> [GIVEN TASK]
Return all the entries exactly, keeping pictures out.
╭─ RECORDS SHOWN
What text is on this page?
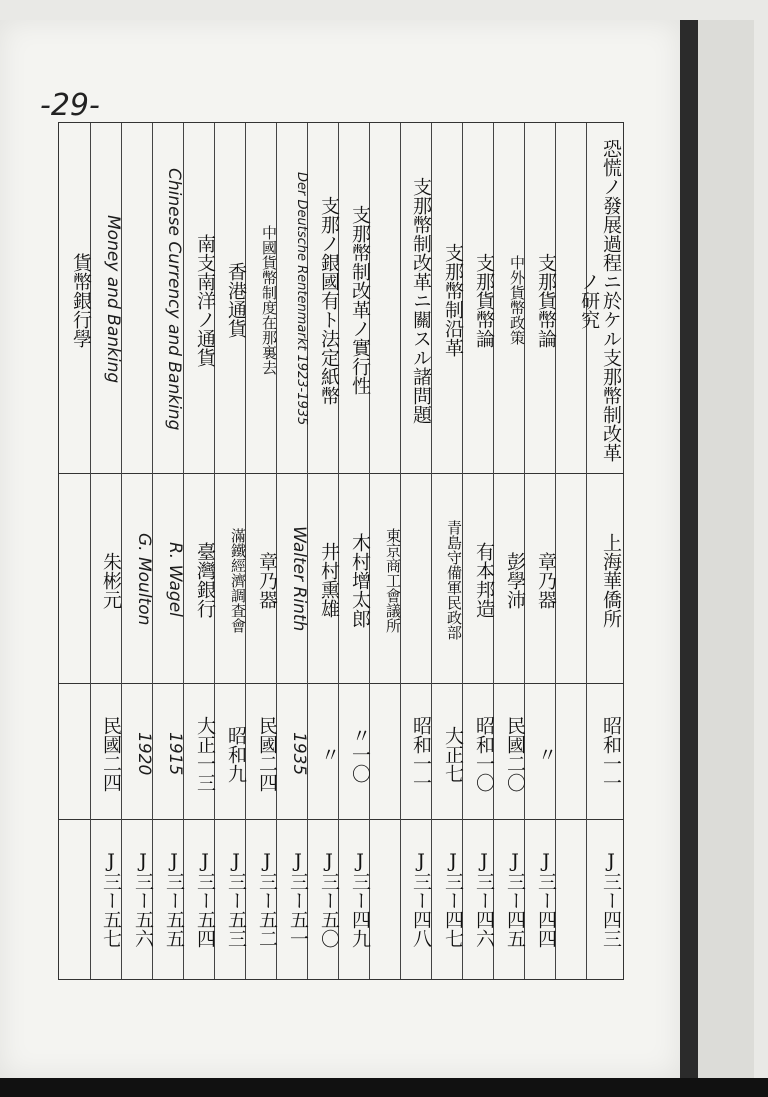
-29-
恐慌ノ發展過程ニ於ケル支那幣制改革ノ研究
支那貨幣論
中外貨幣政策
支那貨幣論
支那幣制沿革
支那幣制改革ニ關スル諸問題
支那幣制改革ノ實行性
支那ノ銀國有ト法定紙幣
Der Deutsche Rentenmarkt 1923-1935
中國貨幣制度在那裏去
香港通貨
南支南洋ノ通貨
Chinese Currency and Banking
Money and Banking
貨幣銀行學
上海華僑所
章乃器
彭學沛
有本邦造
青島守備軍民政部
東京商工會議所
木村增太郎
井村熏雄
Walter Rinth
章乃器
滿鐵經濟調査會
臺灣銀行
R. Wagel
G. Moulton
朱彬元
昭和一一
〃
民國二〇
昭和一〇
大正七
昭和一一
〃一〇
〃
1935
民國二四
昭和九
大正一三
1915
1920
民國二四
J三ー四三
J三ー四四
J三ー四五
J三ー四六
J三ー四七
J三ー四八
J三ー四九
J三ー五〇
J三ー五一
J三ー五二
J三ー五三
J三ー五四
J三ー五五
J三ー五六
J三ー五七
╰─
> [EXERCISE OUTPUT]
What text is on this page?
-29-
恐慌ノ發展過程ニ於ケル支那幣制改革ノ研究
支那貨幣論
中外貨幣政策
支那貨幣論
支那幣制沿革
支那幣制改革ニ關スル諸問題
支那幣制改革ノ實行性
支那ノ銀國有ト法定紙幣
Der Deutsche Rentenmarkt 1923-1935
中國貨幣制度在那裏去
香港通貨
南支南洋ノ通貨
Chinese Currency and Banking
Money and Banking
貨幣銀行學
上海華僑所
章乃器
彭學沛
有本邦造
青島守備軍民政部
東京商工會議所
木村增太郎
井村熏雄
Walter Rinth
章乃器
滿鐵經濟調査會
臺灣銀行
R. Wagel
G. Moulton
朱彬元
昭和一一
〃
民國二〇
昭和一〇
大正七
昭和一一
〃一〇
〃
1935
民國二四
昭和九
大正一三
1915
1920
民國二四
J三ー四三
J三ー四四
J三ー四五
J三ー四六
J三ー四七
J三ー四八
J三ー四九
J三ー五〇
J三ー五一
J三ー五二
J三ー五三
J三ー五四
J三ー五五
J三ー五六
J三ー五七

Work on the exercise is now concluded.